● **REQUIRED TASK**
Give the number of lines that include the word "panel", and nothing else.

'''

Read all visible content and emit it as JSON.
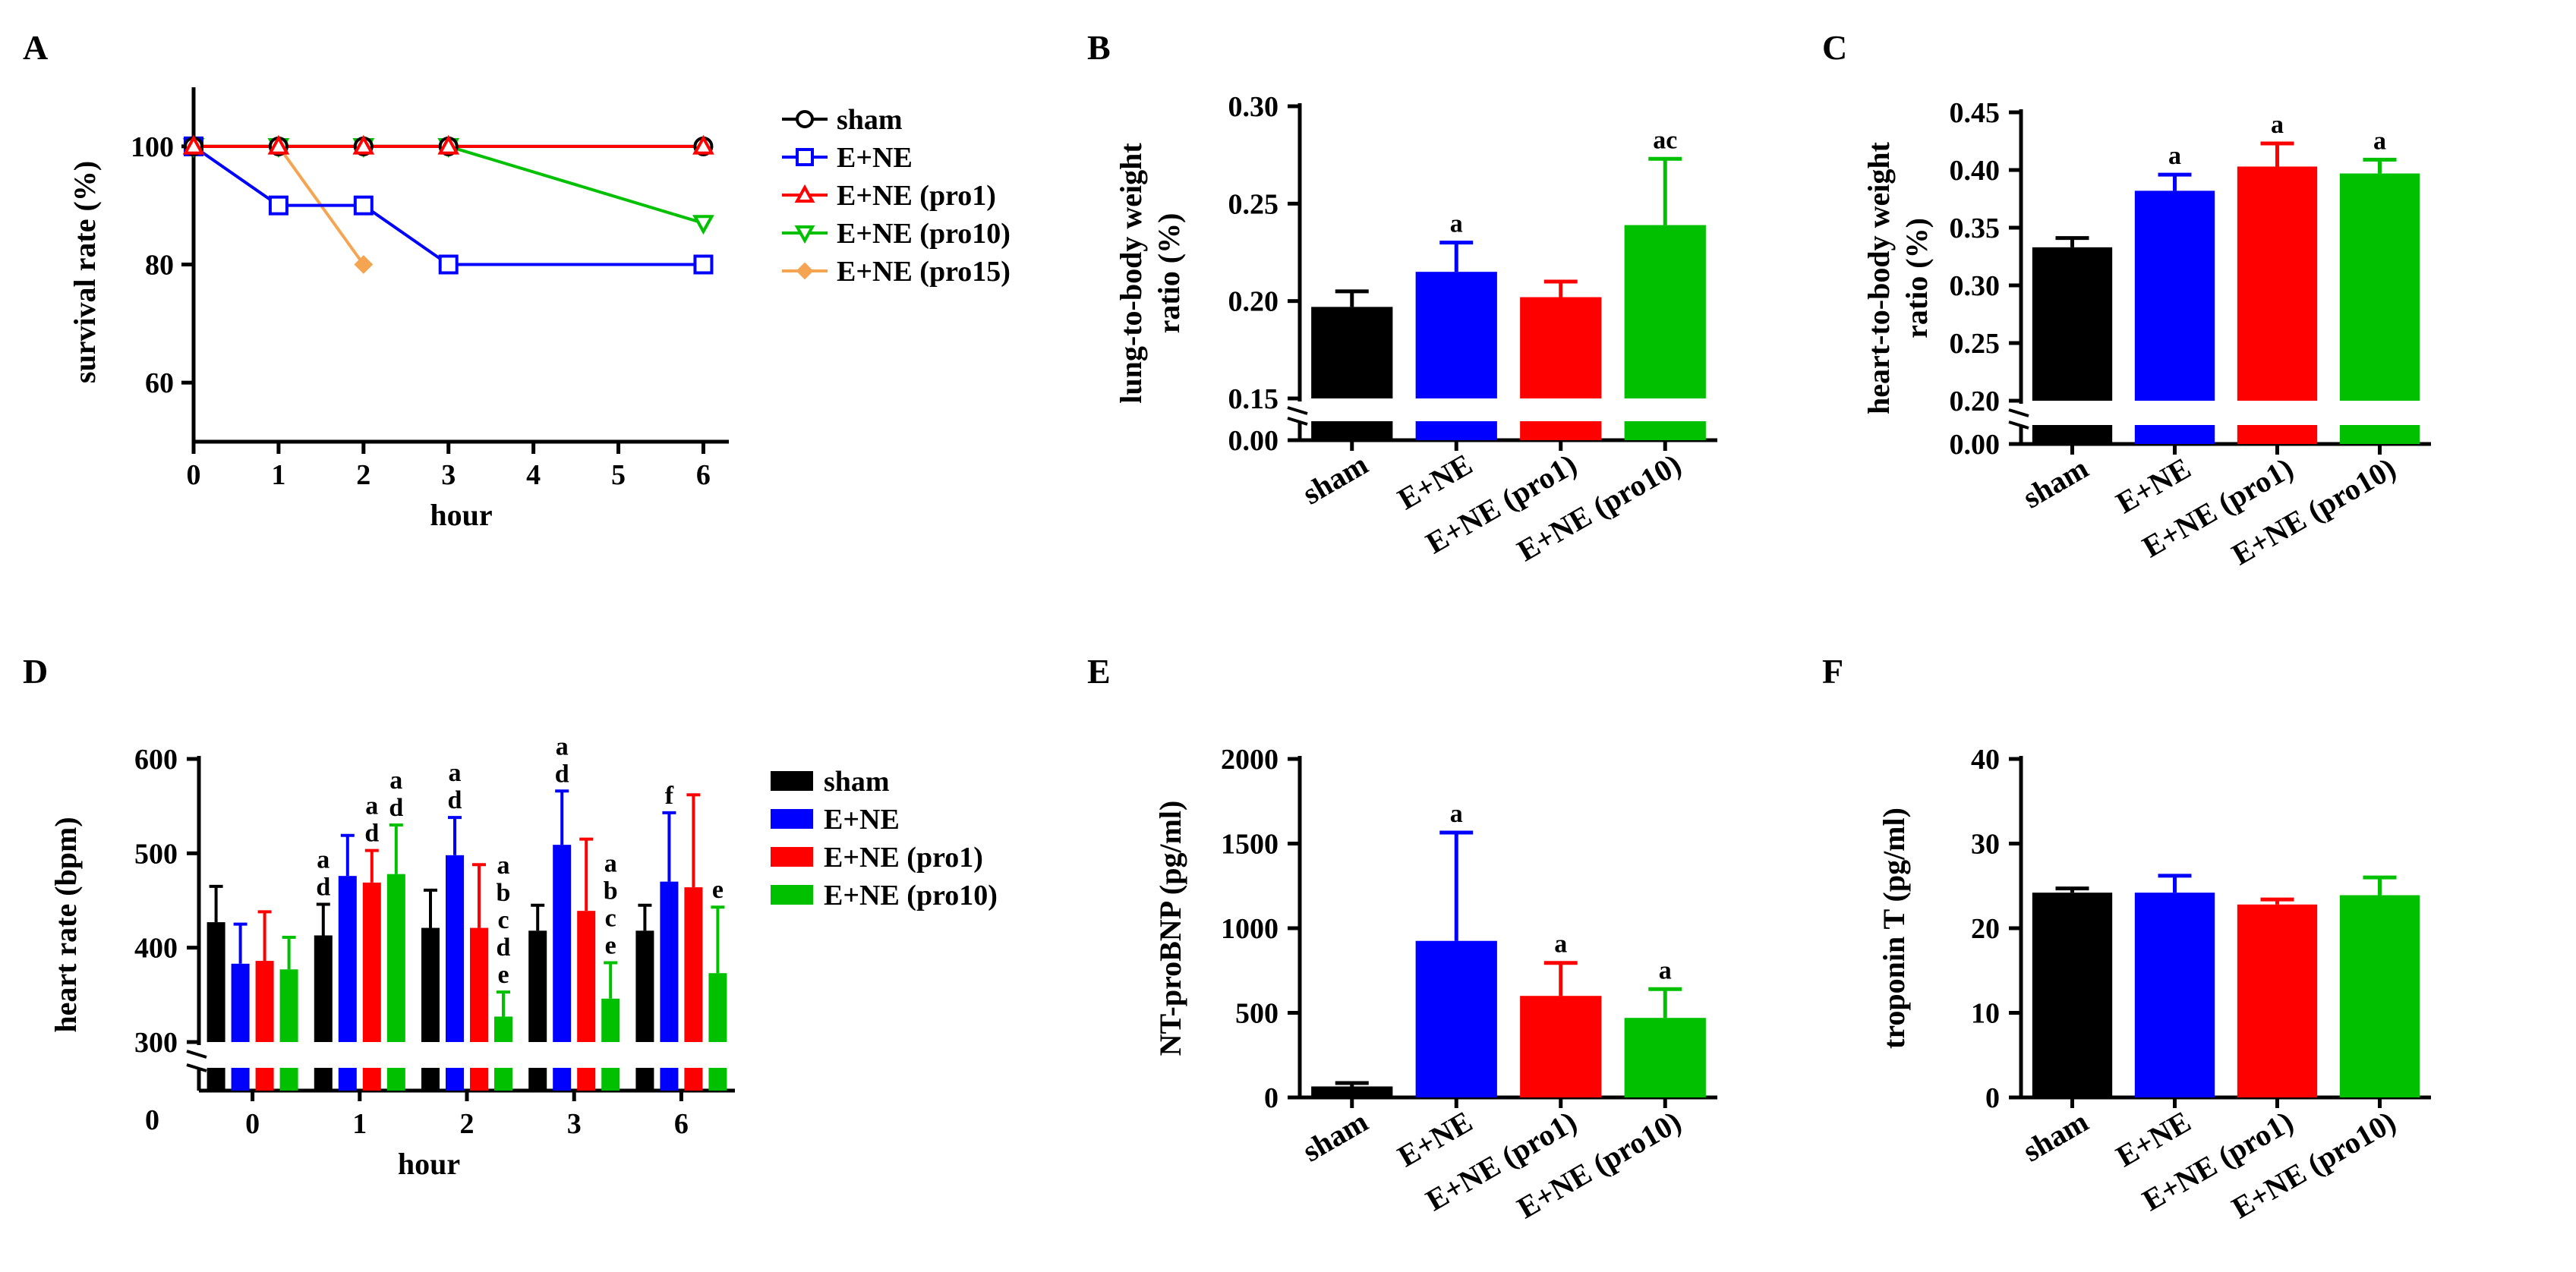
{
  "colors": {
    "sham": "#000000",
    "ene": "#0000ff",
    "pro1": "#ff0000",
    "pro10": "#00c000",
    "pro15": "#f5a552"
  },
  "chart_data": [
    {
      "panel": "A",
      "type": "line",
      "xlabel": "hour",
      "ylabel": "survival rate (%)",
      "xlim": [
        0,
        6.3
      ],
      "ylim": [
        50,
        110
      ],
      "xticks": [
        "0",
        "1",
        "2",
        "3",
        "4",
        "5",
        "6"
      ],
      "yticks": [
        "60",
        "80",
        "100"
      ],
      "legend_position": "right",
      "series": [
        {
          "name": "sham",
          "color": "sham",
          "marker": "circle",
          "x": [
            0,
            1,
            2,
            3,
            6
          ],
          "values": [
            100,
            100,
            100,
            100,
            100
          ]
        },
        {
          "name": "E+NE",
          "color": "ene",
          "marker": "square",
          "x": [
            0,
            1,
            2,
            3,
            6
          ],
          "values": [
            100,
            90,
            90,
            80,
            80
          ]
        },
        {
          "name": "E+NE (pro1)",
          "color": "pro1",
          "marker": "triangle-up",
          "x": [
            0,
            1,
            2,
            3,
            6
          ],
          "values": [
            100,
            100,
            100,
            100,
            100
          ]
        },
        {
          "name": "E+NE (pro10)",
          "color": "pro10",
          "marker": "triangle-down",
          "x": [
            0,
            1,
            2,
            3,
            6
          ],
          "values": [
            100,
            100,
            100,
            100,
            87
          ]
        },
        {
          "name": "E+NE (pro15)",
          "color": "pro15",
          "marker": "diamond",
          "x": [
            0,
            1,
            2
          ],
          "values": [
            100,
            100,
            80
          ]
        }
      ]
    },
    {
      "panel": "B",
      "type": "bar",
      "ylabel": [
        "lung-to-body weight",
        "ratio (%)"
      ],
      "categories": [
        "sham",
        "E+NE",
        "E+NE (pro1)",
        "E+NE (pro10)"
      ],
      "colors": [
        "sham",
        "ene",
        "pro1",
        "pro10"
      ],
      "values": [
        0.197,
        0.215,
        0.202,
        0.239
      ],
      "errors": [
        0.008,
        0.015,
        0.008,
        0.034
      ],
      "annotations": [
        "",
        "a",
        "",
        "ac"
      ],
      "ylim": [
        0.15,
        0.3
      ],
      "yticks": [
        "0.15",
        "0.20",
        "0.25",
        "0.30"
      ],
      "break_tick": "0.00"
    },
    {
      "panel": "C",
      "type": "bar",
      "ylabel": [
        "heart-to-body weight",
        "ratio (%)"
      ],
      "categories": [
        "sham",
        "E+NE",
        "E+NE (pro1)",
        "E+NE (pro10)"
      ],
      "colors": [
        "sham",
        "ene",
        "pro1",
        "pro10"
      ],
      "values": [
        0.333,
        0.382,
        0.403,
        0.397
      ],
      "errors": [
        0.008,
        0.014,
        0.02,
        0.012
      ],
      "annotations": [
        "",
        "a",
        "a",
        "a"
      ],
      "ylim": [
        0.2,
        0.45
      ],
      "yticks": [
        "0.20",
        "0.25",
        "0.30",
        "0.35",
        "0.40",
        "0.45"
      ],
      "ytick_labels": [
        "0.20",
        "0.25",
        "0.30",
        "0.35",
        "0.40",
        "0.45"
      ],
      "break_tick": "0.00"
    },
    {
      "panel": "D",
      "type": "bar",
      "xlabel": "hour",
      "ylabel": "heart rate (bpm)",
      "categories": [
        "0",
        "1",
        "2",
        "3",
        "6"
      ],
      "ylim": [
        300,
        600
      ],
      "yticks": [
        "300",
        "400",
        "500",
        "600"
      ],
      "break_tick": "0",
      "legend_position": "right",
      "series": [
        {
          "name": "sham",
          "color": "sham",
          "values": [
            427,
            413,
            421,
            418,
            418
          ],
          "errors": [
            38,
            33,
            40,
            27,
            27
          ]
        },
        {
          "name": "E+NE",
          "color": "ene",
          "values": [
            383,
            476,
            498,
            509,
            470
          ],
          "errors": [
            42,
            43,
            40,
            57,
            73
          ]
        },
        {
          "name": "E+NE (pro1)",
          "color": "pro1",
          "values": [
            386,
            469,
            421,
            439,
            464
          ],
          "errors": [
            52,
            34,
            67,
            76,
            98
          ]
        },
        {
          "name": "E+NE (pro10)",
          "color": "pro10",
          "values": [
            377,
            478,
            327,
            346,
            373
          ],
          "errors": [
            34,
            52,
            26,
            38,
            70
          ]
        }
      ],
      "annotations": [
        {
          "group": 1,
          "series": 0,
          "lines": [
            "a",
            "d"
          ]
        },
        {
          "group": 1,
          "series": 2,
          "lines": [
            "a",
            "d"
          ]
        },
        {
          "group": 1,
          "series": 3,
          "lines": [
            "a",
            "d"
          ]
        },
        {
          "group": 2,
          "series": 1,
          "lines": [
            "a",
            "d"
          ]
        },
        {
          "group": 2,
          "series": 3,
          "lines": [
            "a",
            "b",
            "c",
            "d",
            "e"
          ]
        },
        {
          "group": 3,
          "series": 1,
          "lines": [
            "a",
            "d"
          ]
        },
        {
          "group": 3,
          "series": 3,
          "lines": [
            "a",
            "b",
            "c",
            "e"
          ]
        },
        {
          "group": 4,
          "series": 1,
          "lines": [
            "f"
          ]
        },
        {
          "group": 4,
          "series": 3,
          "lines": [
            "e"
          ]
        }
      ]
    },
    {
      "panel": "E",
      "type": "bar",
      "ylabel": "NT-proBNP (pg/ml)",
      "categories": [
        "sham",
        "E+NE",
        "E+NE (pro1)",
        "E+NE (pro10)"
      ],
      "colors": [
        "sham",
        "ene",
        "pro1",
        "pro10"
      ],
      "values": [
        65,
        925,
        600,
        470
      ],
      "errors": [
        20,
        640,
        195,
        170
      ],
      "annotations": [
        "",
        "a",
        "a",
        "a"
      ],
      "ylim": [
        0,
        2000
      ],
      "yticks": [
        "0",
        "500",
        "1000",
        "1500",
        "2000"
      ]
    },
    {
      "panel": "F",
      "type": "bar",
      "ylabel": "troponin T (pg/ml)",
      "categories": [
        "sham",
        "E+NE",
        "E+NE (pro1)",
        "E+NE (pro10)"
      ],
      "colors": [
        "sham",
        "ene",
        "pro1",
        "pro10"
      ],
      "values": [
        24.2,
        24.2,
        22.8,
        23.9
      ],
      "errors": [
        0.5,
        2.0,
        0.6,
        2.1
      ],
      "annotations": [
        "",
        "",
        "",
        ""
      ],
      "ylim": [
        0,
        40
      ],
      "yticks": [
        "0",
        "10",
        "20",
        "30",
        "40"
      ]
    }
  ]
}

'''

● **RESULT**
6